Collected data entries
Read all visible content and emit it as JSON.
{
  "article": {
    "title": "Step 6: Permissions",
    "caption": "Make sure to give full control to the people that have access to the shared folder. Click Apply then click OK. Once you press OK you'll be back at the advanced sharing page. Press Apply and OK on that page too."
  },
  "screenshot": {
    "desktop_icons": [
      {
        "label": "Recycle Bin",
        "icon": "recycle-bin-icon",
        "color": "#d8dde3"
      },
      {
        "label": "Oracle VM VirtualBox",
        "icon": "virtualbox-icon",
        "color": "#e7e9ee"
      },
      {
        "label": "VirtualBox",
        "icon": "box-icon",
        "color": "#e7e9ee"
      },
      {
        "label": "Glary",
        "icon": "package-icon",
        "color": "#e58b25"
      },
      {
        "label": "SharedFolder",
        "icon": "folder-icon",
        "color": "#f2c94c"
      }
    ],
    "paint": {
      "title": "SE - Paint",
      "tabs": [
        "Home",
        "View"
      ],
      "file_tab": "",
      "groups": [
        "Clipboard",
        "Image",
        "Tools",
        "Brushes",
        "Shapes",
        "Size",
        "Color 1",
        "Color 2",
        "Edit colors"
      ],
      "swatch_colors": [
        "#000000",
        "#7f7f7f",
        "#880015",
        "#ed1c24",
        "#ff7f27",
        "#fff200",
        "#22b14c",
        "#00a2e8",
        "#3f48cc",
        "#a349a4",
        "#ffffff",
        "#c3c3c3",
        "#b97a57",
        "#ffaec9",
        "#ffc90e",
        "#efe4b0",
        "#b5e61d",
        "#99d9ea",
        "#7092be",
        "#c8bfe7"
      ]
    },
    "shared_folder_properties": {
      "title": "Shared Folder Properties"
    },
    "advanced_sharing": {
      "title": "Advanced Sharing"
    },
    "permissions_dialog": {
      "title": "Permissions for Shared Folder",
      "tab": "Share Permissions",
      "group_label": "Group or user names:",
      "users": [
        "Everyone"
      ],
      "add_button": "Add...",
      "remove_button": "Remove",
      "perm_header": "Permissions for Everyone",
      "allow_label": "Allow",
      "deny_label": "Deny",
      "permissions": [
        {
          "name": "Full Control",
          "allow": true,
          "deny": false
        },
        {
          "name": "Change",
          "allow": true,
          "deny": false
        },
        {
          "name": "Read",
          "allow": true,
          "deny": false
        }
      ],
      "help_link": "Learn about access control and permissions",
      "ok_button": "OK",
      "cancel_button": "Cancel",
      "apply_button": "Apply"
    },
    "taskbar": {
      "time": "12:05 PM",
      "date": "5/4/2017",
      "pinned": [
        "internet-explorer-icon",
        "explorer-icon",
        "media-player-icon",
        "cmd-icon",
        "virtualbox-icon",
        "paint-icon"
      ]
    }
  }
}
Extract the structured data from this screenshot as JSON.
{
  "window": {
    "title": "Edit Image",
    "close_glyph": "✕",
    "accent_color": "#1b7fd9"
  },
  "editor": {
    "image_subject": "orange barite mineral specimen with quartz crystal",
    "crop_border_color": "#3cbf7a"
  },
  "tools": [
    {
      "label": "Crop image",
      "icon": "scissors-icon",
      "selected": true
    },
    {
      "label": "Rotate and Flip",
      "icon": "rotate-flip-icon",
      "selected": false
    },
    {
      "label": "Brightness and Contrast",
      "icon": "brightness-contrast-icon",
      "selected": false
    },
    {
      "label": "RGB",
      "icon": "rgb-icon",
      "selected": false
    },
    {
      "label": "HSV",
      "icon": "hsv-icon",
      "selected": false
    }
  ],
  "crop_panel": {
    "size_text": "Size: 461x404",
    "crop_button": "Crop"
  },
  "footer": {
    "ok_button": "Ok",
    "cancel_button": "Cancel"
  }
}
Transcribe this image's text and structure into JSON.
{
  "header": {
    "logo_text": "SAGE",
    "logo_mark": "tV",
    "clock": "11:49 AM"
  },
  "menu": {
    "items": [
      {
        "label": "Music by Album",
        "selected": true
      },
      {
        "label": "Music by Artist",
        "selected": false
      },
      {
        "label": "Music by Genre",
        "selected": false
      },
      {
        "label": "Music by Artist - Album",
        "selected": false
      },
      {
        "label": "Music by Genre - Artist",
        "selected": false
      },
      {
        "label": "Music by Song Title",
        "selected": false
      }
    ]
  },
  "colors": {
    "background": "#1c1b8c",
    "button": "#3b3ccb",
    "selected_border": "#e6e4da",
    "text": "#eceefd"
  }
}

§ **Given instruction**: Make a tally of the lines in this data that include the string "Album", and answer with that tally alone.

§ **Response to the task**: 2